WORK TO COMPLETE - Output all lines exactly, with nothing added or dropped.

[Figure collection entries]
+ + + +
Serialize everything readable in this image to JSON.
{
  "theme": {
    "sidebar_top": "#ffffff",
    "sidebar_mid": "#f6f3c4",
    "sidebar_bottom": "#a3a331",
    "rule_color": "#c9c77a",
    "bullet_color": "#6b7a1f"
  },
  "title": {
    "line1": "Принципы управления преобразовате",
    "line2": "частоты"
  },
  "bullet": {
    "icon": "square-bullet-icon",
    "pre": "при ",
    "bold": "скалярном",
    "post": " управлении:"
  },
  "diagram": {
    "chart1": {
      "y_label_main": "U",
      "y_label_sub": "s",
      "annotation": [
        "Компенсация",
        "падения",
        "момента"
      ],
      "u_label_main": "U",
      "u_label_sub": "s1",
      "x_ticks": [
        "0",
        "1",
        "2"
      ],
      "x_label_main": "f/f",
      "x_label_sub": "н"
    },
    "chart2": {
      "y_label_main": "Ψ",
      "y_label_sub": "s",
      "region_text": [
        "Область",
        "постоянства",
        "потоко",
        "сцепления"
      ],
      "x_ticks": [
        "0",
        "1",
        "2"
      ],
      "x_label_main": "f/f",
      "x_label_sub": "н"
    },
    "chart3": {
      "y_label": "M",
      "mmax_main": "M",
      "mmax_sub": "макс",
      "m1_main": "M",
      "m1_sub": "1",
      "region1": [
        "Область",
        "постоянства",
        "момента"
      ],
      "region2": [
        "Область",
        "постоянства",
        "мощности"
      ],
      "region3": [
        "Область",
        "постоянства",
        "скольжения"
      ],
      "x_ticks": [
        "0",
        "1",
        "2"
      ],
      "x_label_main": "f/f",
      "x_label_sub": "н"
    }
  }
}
+ + + +
TASK ANSWER -
Serialize everything readable in this image to JSON.
{
  "theme": {
    "sidebar_top": "#ffffff",
    "sidebar_mid": "#f6f3c4",
    "sidebar_bottom": "#a3a331",
    "rule_color": "#c9c77a",
    "bullet_color": "#6b7a1f"
  },
  "title": {
    "line1": "Принципы управления преобразовате",
    "line2": "частоты"
  },
  "bullet": {
    "icon": "square-bullet-icon",
    "pre": "при ",
    "bold": "скалярном",
    "post": " управлении:"
  },
  "diagram": {
    "chart1": {
      "y_label_main": "U",
      "y_label_sub": "s",
      "annotation": [
        "Компенсация",
        "падения",
        "момента"
      ],
      "u_label_main": "U",
      "u_label_sub": "s1",
      "x_ticks": [
        "0",
        "1",
        "2"
      ],
      "x_label_main": "f/f",
      "x_label_sub": "н"
    },
    "chart2": {
      "y_label_main": "Ψ",
      "y_label_sub": "s",
      "region_text": [
        "Область",
        "постоянства",
        "потоко",
        "сцепления"
      ],
      "x_ticks": [
        "0",
        "1",
        "2"
      ],
      "x_label_main": "f/f",
      "x_label_sub": "н"
    },
    "chart3": {
      "y_label": "M",
      "mmax_main": "M",
      "mmax_sub": "макс",
      "m1_main": "M",
      "m1_sub": "1",
      "region1": [
        "Область",
        "постоянства",
        "момента"
      ],
      "region2": [
        "Область",
        "постоянства",
        "мощности"
      ],
      "region3": [
        "Область",
        "постоянства",
        "скольжения"
      ],
      "x_ticks": [
        "0",
        "1",
        "2"
      ],
      "x_label_main": "f/f",
      "x_label_sub": "н"
    }
  }
}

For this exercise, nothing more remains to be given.